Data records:
▼

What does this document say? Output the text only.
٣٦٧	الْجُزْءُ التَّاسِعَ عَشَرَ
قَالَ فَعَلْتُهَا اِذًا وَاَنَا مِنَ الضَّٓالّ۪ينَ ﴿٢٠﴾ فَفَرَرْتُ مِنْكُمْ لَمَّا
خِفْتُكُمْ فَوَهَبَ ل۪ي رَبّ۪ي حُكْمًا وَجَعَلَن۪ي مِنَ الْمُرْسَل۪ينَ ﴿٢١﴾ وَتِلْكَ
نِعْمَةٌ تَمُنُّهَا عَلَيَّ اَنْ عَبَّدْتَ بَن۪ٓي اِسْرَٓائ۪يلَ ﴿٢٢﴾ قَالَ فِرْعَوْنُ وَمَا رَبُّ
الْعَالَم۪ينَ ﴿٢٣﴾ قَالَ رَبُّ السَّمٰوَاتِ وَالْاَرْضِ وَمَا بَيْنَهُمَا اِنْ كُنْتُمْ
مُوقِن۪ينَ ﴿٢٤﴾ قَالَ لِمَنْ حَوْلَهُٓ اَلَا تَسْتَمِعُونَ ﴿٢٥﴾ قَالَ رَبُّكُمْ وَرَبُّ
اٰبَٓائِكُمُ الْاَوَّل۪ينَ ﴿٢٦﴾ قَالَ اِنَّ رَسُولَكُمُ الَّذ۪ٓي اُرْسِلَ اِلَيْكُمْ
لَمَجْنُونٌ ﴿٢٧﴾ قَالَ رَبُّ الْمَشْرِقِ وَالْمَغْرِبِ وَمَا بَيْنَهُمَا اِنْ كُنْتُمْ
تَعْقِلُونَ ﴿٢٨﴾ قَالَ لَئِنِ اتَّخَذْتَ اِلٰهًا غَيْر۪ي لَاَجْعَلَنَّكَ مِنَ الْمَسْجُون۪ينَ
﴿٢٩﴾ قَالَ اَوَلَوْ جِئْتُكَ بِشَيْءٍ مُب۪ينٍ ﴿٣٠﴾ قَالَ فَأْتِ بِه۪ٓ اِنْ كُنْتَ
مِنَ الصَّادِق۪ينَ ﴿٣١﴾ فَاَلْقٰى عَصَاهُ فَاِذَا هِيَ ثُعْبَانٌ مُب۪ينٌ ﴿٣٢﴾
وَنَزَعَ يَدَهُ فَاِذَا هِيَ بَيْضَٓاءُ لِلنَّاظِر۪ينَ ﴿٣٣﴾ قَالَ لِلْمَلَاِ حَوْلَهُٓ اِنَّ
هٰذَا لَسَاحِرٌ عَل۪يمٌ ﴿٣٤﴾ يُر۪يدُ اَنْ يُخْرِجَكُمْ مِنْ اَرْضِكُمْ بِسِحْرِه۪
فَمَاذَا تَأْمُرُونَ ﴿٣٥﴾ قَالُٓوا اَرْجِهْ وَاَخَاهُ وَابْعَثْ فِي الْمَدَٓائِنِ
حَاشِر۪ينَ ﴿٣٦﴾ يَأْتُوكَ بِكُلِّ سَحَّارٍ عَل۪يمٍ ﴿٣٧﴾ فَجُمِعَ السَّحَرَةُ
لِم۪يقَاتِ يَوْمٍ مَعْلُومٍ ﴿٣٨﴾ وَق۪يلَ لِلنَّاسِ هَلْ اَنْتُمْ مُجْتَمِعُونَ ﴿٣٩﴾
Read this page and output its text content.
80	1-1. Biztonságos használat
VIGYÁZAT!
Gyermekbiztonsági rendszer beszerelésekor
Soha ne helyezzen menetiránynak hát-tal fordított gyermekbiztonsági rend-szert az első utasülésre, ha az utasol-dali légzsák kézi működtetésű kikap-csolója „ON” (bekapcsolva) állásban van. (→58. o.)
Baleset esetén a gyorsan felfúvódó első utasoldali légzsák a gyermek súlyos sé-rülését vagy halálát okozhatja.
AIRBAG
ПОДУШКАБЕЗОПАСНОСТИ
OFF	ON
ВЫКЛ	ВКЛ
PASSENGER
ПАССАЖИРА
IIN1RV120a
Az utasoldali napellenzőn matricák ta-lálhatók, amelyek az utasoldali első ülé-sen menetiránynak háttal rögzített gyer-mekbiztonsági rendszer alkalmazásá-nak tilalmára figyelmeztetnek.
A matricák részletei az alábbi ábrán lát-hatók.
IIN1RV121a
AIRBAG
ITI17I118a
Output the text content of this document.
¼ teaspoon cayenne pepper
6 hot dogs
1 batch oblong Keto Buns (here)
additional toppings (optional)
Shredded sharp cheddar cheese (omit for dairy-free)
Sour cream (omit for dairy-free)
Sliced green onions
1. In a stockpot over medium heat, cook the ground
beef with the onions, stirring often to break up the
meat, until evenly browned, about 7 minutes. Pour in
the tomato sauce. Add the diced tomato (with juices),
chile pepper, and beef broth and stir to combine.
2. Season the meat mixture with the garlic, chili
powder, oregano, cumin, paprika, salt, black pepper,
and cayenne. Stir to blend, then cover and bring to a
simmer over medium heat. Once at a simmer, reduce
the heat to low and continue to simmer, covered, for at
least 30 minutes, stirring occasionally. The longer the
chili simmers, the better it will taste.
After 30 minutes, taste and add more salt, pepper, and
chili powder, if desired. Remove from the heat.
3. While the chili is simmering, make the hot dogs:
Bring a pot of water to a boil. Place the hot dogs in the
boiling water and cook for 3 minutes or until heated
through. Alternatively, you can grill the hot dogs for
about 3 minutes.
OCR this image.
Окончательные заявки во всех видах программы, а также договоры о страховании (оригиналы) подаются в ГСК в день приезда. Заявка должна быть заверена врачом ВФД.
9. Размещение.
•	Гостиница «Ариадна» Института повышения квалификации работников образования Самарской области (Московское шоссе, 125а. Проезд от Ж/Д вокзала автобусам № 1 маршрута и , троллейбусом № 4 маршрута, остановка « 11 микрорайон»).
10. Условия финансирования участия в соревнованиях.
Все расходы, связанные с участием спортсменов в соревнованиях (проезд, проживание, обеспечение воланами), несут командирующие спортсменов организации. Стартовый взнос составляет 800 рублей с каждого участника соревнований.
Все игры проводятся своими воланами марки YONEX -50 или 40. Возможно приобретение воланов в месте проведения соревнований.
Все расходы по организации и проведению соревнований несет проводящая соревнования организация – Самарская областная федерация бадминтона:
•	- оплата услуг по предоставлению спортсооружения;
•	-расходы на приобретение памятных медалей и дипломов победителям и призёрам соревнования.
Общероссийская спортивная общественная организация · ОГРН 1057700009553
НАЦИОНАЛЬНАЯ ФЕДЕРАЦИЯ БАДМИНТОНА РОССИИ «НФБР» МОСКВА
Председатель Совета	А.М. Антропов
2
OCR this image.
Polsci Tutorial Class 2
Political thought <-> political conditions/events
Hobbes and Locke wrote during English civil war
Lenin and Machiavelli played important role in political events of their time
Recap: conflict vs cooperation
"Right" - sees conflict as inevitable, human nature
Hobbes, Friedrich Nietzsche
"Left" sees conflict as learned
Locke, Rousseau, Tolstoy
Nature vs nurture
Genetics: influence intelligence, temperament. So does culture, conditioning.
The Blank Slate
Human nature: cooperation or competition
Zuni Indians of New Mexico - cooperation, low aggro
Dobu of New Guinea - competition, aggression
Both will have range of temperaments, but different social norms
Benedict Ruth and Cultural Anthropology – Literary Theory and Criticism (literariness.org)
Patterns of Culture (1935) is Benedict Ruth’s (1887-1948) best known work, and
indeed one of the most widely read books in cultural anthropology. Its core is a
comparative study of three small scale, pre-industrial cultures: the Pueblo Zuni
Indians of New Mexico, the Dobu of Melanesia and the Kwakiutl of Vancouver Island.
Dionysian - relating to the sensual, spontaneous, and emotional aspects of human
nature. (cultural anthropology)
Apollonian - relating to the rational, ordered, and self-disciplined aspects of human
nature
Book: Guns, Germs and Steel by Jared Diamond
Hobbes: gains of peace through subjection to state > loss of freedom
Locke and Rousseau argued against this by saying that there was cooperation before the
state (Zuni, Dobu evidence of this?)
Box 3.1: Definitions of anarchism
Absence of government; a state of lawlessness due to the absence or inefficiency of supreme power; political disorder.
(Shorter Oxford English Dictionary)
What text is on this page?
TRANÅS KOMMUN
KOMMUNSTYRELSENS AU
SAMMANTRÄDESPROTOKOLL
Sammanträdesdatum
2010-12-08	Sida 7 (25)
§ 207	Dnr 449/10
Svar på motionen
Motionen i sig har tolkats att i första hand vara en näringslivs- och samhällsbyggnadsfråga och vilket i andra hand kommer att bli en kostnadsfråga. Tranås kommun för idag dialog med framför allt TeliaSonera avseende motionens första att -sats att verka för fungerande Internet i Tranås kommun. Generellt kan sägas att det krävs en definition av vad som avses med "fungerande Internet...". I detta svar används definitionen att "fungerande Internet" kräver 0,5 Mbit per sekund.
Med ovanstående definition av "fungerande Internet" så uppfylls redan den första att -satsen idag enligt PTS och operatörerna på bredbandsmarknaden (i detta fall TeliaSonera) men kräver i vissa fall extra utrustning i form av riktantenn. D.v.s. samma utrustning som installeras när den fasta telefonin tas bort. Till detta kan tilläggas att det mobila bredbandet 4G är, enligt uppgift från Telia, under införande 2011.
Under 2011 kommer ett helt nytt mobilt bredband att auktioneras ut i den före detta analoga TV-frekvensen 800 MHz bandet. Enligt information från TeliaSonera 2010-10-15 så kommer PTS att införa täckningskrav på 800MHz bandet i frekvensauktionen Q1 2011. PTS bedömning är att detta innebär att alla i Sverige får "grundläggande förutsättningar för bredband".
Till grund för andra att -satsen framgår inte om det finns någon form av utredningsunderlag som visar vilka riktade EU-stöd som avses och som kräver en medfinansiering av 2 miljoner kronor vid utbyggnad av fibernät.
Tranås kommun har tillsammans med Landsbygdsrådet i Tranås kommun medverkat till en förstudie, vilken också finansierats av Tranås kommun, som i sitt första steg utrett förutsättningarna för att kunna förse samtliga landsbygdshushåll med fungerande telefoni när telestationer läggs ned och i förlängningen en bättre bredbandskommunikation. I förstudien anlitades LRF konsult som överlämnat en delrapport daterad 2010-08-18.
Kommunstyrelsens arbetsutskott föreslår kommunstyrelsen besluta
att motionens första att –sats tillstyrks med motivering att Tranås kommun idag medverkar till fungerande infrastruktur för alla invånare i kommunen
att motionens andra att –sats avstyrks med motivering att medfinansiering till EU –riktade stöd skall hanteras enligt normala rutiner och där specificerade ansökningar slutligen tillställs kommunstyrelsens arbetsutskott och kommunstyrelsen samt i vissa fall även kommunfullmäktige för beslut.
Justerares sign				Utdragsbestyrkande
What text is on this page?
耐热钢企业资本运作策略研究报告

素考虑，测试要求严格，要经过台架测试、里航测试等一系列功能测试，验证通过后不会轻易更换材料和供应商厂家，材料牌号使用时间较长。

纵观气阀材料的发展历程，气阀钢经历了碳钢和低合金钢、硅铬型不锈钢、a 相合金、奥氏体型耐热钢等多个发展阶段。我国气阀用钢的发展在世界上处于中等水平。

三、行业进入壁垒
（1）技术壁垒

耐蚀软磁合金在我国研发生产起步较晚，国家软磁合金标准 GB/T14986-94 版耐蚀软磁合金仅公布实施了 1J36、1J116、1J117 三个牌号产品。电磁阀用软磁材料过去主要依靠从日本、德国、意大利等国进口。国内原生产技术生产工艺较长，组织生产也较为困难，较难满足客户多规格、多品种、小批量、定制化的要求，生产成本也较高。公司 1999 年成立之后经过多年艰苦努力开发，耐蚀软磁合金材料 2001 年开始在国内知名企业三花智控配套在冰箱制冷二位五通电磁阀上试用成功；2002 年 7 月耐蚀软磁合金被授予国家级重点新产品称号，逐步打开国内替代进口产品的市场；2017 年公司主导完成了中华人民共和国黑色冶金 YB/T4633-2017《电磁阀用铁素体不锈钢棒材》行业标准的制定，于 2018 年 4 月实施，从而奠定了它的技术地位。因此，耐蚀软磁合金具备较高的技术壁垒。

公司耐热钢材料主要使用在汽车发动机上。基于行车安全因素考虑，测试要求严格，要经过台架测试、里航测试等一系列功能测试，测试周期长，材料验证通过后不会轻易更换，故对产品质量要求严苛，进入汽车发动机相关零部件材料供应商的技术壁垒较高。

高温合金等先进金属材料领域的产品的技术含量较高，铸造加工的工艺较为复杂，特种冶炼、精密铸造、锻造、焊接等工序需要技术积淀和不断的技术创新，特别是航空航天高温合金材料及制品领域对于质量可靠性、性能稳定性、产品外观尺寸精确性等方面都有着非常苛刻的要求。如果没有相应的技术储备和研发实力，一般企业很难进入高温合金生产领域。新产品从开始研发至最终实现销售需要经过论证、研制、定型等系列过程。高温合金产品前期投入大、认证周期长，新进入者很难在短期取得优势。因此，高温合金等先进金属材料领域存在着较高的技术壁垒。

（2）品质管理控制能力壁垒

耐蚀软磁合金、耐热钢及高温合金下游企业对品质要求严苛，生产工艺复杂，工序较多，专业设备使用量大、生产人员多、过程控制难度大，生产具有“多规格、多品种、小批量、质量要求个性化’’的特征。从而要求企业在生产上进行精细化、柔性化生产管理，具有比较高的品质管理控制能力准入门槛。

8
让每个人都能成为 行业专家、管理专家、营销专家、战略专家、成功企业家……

▲

Work required: Using the records above, select and copy every line that has the word "dogs".

Worked solution:
6 hot dogs
3. While the chili is simmering, make the hot dogs:
Bring a pot of water to a boil. Place the hot dogs in the
through. Alternatively, you can grill the hot dogs for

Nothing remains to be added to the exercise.